• What is needed: For each line below that contains the string "Volunteering", copy that line.

• Figure dataset records:

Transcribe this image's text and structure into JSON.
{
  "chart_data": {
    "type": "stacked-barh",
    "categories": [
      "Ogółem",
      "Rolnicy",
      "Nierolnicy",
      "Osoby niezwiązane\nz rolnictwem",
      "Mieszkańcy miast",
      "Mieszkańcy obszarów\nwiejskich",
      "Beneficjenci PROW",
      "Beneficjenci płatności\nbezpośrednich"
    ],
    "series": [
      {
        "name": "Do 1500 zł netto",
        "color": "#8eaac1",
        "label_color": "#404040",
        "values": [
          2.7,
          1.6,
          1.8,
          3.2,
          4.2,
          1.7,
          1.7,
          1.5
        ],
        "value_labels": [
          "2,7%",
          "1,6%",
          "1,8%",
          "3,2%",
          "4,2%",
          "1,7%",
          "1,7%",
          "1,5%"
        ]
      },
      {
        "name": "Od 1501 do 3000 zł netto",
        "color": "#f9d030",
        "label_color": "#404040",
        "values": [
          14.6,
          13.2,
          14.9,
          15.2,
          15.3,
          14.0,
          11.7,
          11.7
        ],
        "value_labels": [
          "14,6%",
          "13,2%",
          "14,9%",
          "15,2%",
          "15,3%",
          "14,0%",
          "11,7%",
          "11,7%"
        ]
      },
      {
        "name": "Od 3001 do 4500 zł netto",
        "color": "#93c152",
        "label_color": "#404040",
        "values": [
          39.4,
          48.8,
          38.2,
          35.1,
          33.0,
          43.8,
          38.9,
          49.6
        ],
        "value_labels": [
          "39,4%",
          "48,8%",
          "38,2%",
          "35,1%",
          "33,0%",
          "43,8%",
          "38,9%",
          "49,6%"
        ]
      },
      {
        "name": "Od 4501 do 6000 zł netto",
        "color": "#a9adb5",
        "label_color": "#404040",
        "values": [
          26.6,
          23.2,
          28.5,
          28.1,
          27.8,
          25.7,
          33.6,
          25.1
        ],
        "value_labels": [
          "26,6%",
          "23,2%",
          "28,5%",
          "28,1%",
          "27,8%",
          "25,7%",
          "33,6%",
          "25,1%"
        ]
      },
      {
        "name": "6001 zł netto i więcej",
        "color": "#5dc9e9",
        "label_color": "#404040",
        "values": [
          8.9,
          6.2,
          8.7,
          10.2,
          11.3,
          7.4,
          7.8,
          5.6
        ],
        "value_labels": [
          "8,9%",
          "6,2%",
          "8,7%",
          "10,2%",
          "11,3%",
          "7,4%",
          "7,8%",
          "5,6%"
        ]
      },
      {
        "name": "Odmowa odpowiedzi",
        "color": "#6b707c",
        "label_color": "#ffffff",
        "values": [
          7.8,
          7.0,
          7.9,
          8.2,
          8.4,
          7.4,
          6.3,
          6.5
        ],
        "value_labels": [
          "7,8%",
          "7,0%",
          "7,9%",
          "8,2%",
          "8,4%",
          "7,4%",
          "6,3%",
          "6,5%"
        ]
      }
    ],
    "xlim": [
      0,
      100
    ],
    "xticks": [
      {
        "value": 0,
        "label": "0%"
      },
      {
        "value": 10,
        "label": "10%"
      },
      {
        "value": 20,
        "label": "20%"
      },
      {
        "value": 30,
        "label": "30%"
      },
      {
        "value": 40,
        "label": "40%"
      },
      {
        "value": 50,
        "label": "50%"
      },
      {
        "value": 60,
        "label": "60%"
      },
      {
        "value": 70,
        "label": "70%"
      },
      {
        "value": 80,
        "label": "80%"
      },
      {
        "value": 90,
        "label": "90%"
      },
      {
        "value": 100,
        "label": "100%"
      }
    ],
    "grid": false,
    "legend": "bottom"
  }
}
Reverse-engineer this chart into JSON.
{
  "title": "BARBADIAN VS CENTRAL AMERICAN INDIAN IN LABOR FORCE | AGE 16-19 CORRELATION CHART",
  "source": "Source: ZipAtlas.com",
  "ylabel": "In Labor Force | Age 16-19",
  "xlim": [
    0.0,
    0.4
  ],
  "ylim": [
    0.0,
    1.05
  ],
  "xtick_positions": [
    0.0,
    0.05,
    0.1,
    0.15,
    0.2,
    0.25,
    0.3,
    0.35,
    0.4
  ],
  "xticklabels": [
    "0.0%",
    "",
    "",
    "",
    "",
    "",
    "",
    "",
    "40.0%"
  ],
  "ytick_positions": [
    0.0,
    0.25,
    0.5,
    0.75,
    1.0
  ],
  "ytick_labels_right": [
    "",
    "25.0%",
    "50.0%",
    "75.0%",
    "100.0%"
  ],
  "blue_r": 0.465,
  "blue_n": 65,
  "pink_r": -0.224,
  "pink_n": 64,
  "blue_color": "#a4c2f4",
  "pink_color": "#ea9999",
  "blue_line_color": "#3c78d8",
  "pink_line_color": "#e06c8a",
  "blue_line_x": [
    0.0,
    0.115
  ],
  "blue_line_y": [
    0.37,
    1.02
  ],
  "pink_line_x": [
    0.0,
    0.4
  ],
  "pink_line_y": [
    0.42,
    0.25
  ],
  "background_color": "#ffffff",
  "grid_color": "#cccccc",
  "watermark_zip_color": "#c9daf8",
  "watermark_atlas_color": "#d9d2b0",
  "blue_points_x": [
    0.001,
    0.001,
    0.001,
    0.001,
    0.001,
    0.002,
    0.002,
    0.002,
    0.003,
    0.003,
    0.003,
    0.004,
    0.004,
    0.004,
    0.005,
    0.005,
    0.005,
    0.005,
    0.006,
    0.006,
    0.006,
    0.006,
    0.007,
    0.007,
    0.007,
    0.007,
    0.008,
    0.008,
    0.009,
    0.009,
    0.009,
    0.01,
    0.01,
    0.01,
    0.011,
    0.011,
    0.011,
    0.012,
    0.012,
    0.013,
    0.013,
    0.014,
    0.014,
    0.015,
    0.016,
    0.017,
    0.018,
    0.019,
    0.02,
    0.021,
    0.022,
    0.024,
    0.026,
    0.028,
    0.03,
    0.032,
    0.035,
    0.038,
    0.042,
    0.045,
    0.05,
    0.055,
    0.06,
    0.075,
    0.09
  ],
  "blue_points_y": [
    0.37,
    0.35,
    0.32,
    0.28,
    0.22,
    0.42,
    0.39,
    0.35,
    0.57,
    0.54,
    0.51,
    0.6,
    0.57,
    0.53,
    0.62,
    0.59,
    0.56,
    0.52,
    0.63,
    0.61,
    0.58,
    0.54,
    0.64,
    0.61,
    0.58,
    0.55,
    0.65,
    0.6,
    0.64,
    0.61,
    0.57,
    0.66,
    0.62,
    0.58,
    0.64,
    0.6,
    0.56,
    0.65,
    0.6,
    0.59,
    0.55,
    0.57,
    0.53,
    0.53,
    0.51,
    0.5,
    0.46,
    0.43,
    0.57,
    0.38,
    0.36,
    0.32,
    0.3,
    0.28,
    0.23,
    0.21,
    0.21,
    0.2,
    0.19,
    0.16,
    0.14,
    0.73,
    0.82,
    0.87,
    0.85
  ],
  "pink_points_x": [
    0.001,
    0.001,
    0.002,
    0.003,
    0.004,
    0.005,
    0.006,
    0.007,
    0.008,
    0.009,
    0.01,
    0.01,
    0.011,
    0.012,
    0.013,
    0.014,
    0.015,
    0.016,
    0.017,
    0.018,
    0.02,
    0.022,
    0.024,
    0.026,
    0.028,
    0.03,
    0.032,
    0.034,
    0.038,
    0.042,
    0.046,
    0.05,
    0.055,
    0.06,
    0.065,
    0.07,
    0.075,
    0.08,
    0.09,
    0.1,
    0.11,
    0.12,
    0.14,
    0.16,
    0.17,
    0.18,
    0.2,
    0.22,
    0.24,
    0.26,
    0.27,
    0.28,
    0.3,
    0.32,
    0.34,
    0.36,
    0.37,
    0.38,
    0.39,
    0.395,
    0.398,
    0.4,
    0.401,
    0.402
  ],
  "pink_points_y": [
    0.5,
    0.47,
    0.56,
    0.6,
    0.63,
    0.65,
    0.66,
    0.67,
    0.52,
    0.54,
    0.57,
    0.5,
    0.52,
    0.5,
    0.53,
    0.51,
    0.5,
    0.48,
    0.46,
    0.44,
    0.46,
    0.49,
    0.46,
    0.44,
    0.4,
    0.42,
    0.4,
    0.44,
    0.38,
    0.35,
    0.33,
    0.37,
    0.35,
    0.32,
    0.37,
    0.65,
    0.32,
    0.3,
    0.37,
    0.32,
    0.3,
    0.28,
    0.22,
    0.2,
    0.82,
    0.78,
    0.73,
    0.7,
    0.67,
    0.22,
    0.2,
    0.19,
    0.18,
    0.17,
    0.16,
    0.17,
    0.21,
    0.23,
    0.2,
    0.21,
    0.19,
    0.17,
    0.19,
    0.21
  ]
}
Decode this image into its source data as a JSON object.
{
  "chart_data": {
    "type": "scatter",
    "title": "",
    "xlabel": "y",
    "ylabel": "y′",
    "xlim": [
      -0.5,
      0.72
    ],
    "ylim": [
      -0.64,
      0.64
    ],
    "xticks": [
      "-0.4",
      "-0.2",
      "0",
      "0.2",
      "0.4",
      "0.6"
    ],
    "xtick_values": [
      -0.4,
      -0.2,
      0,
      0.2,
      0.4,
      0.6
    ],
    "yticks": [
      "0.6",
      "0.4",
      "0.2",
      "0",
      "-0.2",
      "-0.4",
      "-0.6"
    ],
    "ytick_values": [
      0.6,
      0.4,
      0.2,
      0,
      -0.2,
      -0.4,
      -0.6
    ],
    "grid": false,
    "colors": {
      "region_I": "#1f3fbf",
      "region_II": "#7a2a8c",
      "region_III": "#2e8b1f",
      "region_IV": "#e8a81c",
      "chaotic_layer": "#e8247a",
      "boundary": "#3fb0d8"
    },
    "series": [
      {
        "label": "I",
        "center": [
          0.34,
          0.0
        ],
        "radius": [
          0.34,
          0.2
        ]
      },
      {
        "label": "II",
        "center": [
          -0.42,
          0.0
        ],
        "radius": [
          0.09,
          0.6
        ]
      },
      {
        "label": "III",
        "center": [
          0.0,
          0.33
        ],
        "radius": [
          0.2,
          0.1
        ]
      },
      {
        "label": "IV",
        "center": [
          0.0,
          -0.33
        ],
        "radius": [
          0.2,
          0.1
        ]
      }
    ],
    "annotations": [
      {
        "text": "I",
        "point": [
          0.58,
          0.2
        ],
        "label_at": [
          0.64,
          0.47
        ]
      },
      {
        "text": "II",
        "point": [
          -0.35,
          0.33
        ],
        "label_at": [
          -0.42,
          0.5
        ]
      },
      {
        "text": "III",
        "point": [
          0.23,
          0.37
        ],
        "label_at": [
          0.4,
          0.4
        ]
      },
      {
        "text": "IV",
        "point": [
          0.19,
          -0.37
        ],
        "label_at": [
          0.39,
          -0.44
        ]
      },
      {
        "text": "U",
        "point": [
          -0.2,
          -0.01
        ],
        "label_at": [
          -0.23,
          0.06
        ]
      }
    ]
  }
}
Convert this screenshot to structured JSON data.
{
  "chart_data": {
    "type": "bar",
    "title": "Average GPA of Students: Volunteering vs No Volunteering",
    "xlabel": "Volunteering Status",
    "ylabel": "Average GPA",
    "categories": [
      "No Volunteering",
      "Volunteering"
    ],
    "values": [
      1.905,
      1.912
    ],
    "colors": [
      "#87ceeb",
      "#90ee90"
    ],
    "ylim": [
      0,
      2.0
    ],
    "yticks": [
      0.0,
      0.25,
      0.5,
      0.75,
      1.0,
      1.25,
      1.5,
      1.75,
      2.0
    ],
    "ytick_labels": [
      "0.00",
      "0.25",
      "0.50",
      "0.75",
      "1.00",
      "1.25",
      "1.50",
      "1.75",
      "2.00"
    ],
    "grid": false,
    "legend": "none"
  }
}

• Right answer:
    "title": "Average GPA of Students: Volunteering vs No Volunteering",
    "xlabel": "Volunteering Status",
      "No Volunteering",
      "Volunteering"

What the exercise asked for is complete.